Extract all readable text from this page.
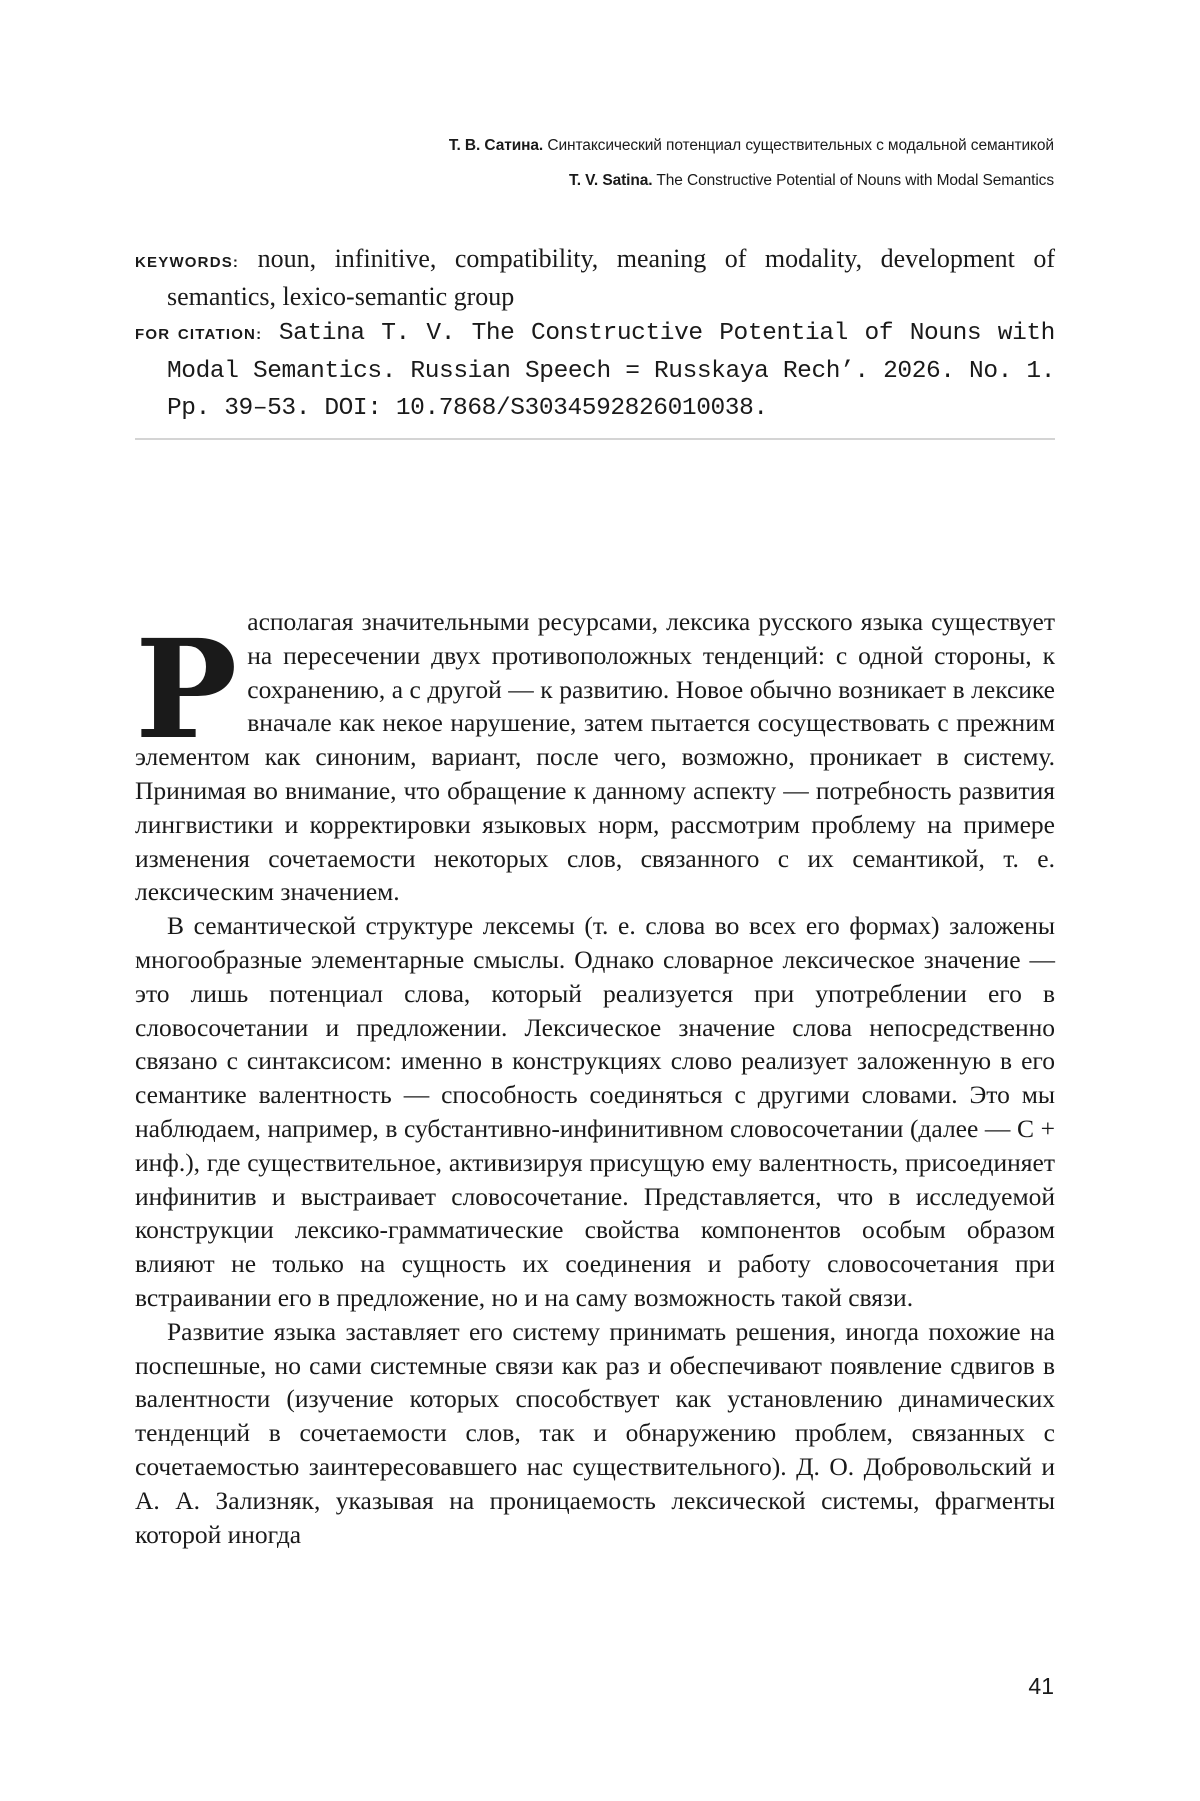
Т. В. Сатина. Синтаксический потенциал существительных с модальной семантикой
T. V. Satina. The Constructive Potential of Nouns with Modal Semantics

KEYWORDS: noun, infinitive, compatibility, meaning of modality, development of semantics, lexico-semantic group

FOR CITATION: Satina T. V. The Constructive Potential of Nouns with Modal Semantics. Russian Speech = Russkaya Rech’. 2026. No. 1. Pp. 39–53. DOI: 10.7868/S3034592826010038.

Располагая значительными ресурсами, лексика русского языка существует на пересечении двух противоположных тенденций: с одной стороны, к сохранению, а с другой — к развитию. Новое обычно возникает в лексике вначале как некое нарушение, затем пытается сосуществовать с прежним элементом как синоним, вариант, после чего, возможно, проникает в систему. Принимая во внимание, что обращение к данному аспекту — потребность развития лингвистики и корректировки языковых норм, рассмотрим проблему на примере изменения сочетаемости некоторых слов, связанного с их семантикой, т. е. лексическим значением.

В семантической структуре лексемы (т. е. слова во всех его формах) заложены многообразные элементарные смыслы. Однако словарное лексическое значение — это лишь потенциал слова, который реализуется при употреблении его в словосочетании и предложении. Лексическое значение слова непосредственно связано с синтаксисом: именно в конструкциях слово реализует заложенную в его семантике валентность — способность соединяться с другими словами. Это мы наблюдаем, например, в субстантивно-инфинитивном словосочетании (далее — С + инф.), где существительное, активизируя присущую ему валентность, присоединяет инфинитив и выстраивает словосочетание. Представляется, что в исследуемой конструкции лексико-грамматические свойства компонентов особым образом влияют не только на сущность их соединения и работу словосочетания при встраивании его в предложение, но и на саму возможность такой связи.

Развитие языка заставляет его систему принимать решения, иногда похожие на поспешные, но сами системные связи как раз и обеспечивают появление сдвигов в валентности (изучение которых способствует как установлению динамических тенденций в сочетаемости слов, так и обнаружению проблем, связанных с сочетаемостью заинтересовавшего нас существительного). Д. О. Добровольский и А. А. Зализняк, указывая на проницаемость лексической системы, фрагменты которой иногда

41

──────────

Written problem: Look through the entries and find each line that has the string "Satina". Copy those lines.

Completed exercise:
T. V. Satina. The Constructive Potential of Nouns with Modal Semantics
FOR CITATION: Satina T. V. The Constructive Potential of Nouns with Modal Semantics. Russian Speech = Russkaya Rech’. 2026. No. 1. Pp. 39–53. DOI: 10.7868/S3034592826010038.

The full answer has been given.